* _ARTICLE_

— BEGIN —

Author James H. Johnston spoke at Claymont Court Mansion this past weekend. Claymont is one of a number of Washington family homes around Charles Town, WV. Johnston joined Walter Washington and Betsy Wells (Washington’s descendants) as part of an effort to educate and inform people of the rich history in Jefferson Country, West Virginia.

While Walter and Betsy highlighted the family history of the Washingtons in the area, Jim Johnston took a slightly different approach.

Betsy Washington Wells

Jim spoke about the Bealls, a prominent family in the area. The Beall family owned Yarrow Mamout, a slave that is the subject of Jim’s forthcoming book From Slave Ship to Harvard: Yarrow Mamout and the History of an African American Family.

Through this historical account, Jim has reconstructed a unique narrative of black struggle and achievement from paintings, photographs, books, diaries, court records, legal documents, and oral histories. From Slave Ship to Harvard traces the family from the colonial period and the American Revolution through the Civil War to Harvard and finally today.

— END —

* _RECORDED DATA_
— BEGIN —

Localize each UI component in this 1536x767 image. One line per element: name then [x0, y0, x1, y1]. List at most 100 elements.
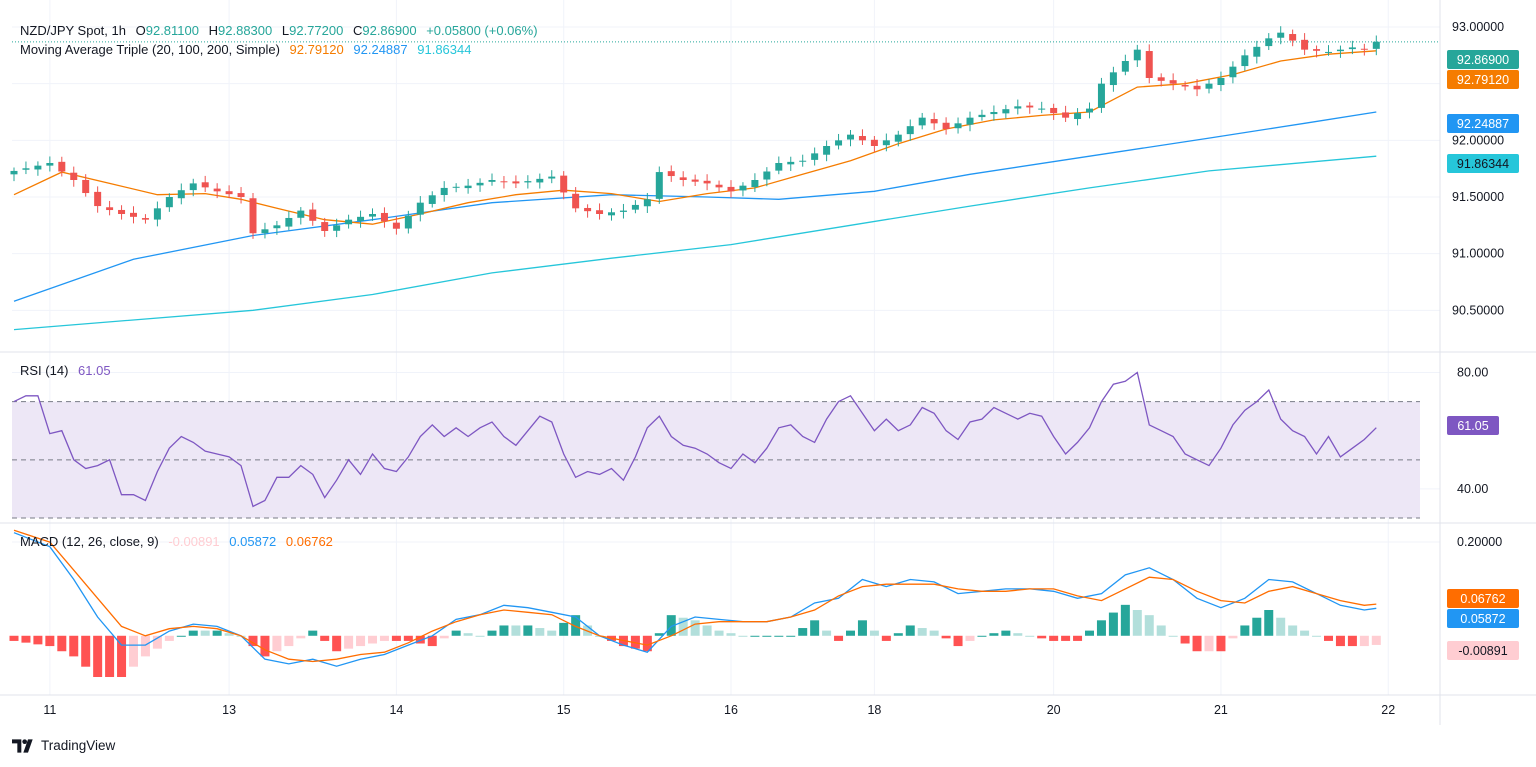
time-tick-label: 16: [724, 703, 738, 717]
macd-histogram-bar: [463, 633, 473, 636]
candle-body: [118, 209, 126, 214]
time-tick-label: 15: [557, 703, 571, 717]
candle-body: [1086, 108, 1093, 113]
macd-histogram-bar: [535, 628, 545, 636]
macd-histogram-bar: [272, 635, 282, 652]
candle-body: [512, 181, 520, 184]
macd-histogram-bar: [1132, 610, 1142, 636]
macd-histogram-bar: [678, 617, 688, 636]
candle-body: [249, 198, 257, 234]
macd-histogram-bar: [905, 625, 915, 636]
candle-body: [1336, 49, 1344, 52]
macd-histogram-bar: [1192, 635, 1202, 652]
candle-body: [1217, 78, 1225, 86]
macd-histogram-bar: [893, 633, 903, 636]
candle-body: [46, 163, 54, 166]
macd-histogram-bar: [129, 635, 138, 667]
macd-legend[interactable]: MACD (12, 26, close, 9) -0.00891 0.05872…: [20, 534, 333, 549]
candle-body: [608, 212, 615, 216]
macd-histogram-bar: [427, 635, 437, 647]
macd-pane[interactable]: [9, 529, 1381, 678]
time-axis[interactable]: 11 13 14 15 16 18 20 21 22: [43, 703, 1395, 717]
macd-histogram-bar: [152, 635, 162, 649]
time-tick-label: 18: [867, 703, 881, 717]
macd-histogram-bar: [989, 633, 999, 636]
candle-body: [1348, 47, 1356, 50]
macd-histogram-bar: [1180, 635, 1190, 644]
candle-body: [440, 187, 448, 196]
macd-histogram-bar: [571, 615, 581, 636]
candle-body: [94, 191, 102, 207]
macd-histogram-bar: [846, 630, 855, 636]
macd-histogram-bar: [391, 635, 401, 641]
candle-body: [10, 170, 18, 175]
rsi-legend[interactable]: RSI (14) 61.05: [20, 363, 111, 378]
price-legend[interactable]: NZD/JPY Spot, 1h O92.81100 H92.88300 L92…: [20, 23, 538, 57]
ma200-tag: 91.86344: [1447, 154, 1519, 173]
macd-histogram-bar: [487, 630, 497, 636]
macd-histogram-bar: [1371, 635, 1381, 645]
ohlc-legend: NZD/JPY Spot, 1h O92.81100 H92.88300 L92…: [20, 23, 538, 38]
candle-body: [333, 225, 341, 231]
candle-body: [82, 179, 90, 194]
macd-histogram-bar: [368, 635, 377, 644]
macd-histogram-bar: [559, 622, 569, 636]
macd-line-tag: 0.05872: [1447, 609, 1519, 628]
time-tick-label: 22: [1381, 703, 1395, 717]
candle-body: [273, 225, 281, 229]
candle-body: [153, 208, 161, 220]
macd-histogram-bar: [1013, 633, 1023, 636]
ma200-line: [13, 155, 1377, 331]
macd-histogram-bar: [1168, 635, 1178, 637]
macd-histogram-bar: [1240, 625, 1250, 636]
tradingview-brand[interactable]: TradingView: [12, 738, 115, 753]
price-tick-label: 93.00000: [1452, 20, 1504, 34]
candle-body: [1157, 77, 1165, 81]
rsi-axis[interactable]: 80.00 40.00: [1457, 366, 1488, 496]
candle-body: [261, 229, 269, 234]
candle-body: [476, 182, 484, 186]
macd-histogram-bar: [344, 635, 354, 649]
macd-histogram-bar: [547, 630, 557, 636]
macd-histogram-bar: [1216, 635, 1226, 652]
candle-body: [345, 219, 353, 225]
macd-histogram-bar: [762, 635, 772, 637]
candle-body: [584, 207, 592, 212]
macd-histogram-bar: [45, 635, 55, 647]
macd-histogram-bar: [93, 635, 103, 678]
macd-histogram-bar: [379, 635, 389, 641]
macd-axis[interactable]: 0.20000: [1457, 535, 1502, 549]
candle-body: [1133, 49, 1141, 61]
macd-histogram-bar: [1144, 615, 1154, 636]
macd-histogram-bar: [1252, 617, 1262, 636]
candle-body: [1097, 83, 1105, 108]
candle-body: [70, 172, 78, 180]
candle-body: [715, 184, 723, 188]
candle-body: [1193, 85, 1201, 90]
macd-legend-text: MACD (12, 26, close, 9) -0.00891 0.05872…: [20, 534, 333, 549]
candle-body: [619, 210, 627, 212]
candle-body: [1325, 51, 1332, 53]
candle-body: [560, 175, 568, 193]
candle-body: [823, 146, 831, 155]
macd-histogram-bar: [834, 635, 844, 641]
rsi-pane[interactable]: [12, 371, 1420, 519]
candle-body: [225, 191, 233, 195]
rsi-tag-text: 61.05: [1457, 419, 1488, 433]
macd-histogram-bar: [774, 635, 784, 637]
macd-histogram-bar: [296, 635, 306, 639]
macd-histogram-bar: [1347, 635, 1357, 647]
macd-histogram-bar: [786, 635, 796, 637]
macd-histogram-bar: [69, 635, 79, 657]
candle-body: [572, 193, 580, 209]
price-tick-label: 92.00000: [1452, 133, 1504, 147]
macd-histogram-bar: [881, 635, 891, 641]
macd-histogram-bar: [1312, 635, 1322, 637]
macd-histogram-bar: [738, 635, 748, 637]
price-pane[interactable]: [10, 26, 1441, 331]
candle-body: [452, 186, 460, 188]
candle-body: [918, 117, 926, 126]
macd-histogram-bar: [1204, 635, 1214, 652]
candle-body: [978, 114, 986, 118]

— END —

* _THINGS TO DO_
a: From the passage about James H. Johnston's talk at Claymont Court Mansion, list every kind of source from which his book's narrative was reconstructed.
b: Extend the passage about James H. Johnston's talk at Claymont Court Mansion, picking up after its final sentence.

* _RESULTS FOR EACH TASK_
a: paintings, photographs, books, diaries, court records, legal documents, oral histories

b:
Walter Washington

Yarrow Mamout, the first of the family in America, was an educated Muslim from Guinea. He was brought to Maryland on the slave ship Elijah and gained his freedom forty-four years later. By then, Yarrow had become so well known in the Georgetown section of Washington, D.C., that he attracted the attention of the eminent American portrait painter Charles Willson Peale, who captured Yarrow’s visage in one of his paintings.

Recently, the portrait of Yarrow Mamout has been sold by the Philadelphia History Museum at the Atwater Kent to the Philadelphia Museum of Art, showing the continual impact that the past is continually brought into the present. The era of the Washingtons, Bealls, and Mamouts continues to stay with us.